In the listing that follows, count each line where the word "value" appears; write nothing but the count.

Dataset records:
= = = =
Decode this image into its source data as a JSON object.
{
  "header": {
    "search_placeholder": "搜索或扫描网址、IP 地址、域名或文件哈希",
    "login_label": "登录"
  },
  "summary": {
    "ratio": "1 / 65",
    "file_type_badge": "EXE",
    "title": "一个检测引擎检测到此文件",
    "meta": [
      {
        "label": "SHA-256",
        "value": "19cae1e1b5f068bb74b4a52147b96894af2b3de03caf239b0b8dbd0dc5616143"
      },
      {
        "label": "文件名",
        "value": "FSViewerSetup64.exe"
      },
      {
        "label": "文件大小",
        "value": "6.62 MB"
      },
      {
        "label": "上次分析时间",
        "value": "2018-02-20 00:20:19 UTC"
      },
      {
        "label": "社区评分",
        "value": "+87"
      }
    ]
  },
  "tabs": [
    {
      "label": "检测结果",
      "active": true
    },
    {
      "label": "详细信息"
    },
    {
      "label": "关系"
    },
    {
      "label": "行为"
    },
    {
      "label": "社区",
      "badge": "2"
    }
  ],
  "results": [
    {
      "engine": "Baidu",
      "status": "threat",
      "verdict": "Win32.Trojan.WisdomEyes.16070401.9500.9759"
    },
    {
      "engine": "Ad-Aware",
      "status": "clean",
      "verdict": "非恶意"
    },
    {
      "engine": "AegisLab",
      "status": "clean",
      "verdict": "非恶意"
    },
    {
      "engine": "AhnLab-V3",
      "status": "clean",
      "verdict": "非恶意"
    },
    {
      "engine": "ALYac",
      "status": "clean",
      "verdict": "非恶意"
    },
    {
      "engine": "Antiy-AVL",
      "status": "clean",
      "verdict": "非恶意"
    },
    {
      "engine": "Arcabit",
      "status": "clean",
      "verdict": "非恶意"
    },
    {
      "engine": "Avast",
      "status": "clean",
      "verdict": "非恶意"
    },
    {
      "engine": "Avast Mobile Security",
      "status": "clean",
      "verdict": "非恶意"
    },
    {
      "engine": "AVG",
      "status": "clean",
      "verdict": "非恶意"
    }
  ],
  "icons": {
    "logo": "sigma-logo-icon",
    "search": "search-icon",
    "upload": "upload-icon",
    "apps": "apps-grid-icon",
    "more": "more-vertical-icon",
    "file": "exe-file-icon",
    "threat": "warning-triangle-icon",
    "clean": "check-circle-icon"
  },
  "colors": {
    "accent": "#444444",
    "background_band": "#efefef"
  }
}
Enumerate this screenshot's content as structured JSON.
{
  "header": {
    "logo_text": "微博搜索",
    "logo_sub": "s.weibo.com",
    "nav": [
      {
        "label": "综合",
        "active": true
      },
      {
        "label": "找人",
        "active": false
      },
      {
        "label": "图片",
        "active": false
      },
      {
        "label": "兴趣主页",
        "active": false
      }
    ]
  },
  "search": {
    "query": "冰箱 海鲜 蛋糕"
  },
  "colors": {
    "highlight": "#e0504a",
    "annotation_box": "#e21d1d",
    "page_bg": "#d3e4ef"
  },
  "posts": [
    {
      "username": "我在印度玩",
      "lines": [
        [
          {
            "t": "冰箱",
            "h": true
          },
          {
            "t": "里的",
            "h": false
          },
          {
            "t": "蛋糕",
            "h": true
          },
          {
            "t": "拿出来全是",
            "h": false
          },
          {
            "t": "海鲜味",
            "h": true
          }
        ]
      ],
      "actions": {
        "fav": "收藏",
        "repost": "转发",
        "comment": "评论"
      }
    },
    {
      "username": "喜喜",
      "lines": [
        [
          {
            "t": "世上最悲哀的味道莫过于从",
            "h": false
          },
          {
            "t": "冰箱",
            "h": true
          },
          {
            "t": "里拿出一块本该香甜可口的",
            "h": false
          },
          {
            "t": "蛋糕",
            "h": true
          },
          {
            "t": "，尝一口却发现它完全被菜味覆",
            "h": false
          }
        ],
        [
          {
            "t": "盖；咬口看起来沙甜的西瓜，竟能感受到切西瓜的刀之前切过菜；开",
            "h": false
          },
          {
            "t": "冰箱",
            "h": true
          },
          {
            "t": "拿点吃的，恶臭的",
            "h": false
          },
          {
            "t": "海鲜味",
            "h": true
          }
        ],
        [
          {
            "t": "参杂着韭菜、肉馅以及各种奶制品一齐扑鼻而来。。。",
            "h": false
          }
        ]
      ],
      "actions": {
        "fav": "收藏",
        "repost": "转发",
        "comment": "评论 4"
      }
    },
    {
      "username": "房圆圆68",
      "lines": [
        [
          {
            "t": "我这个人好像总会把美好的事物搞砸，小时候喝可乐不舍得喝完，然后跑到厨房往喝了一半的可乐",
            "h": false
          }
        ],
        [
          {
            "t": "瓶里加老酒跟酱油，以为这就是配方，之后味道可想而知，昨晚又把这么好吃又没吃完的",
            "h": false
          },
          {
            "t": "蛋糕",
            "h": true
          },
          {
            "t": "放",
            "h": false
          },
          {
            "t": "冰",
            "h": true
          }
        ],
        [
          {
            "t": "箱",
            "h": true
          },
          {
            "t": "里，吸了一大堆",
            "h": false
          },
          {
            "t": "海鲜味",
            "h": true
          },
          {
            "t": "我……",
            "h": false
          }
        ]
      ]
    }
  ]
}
= = = =
- SOLVED EXERCISE
5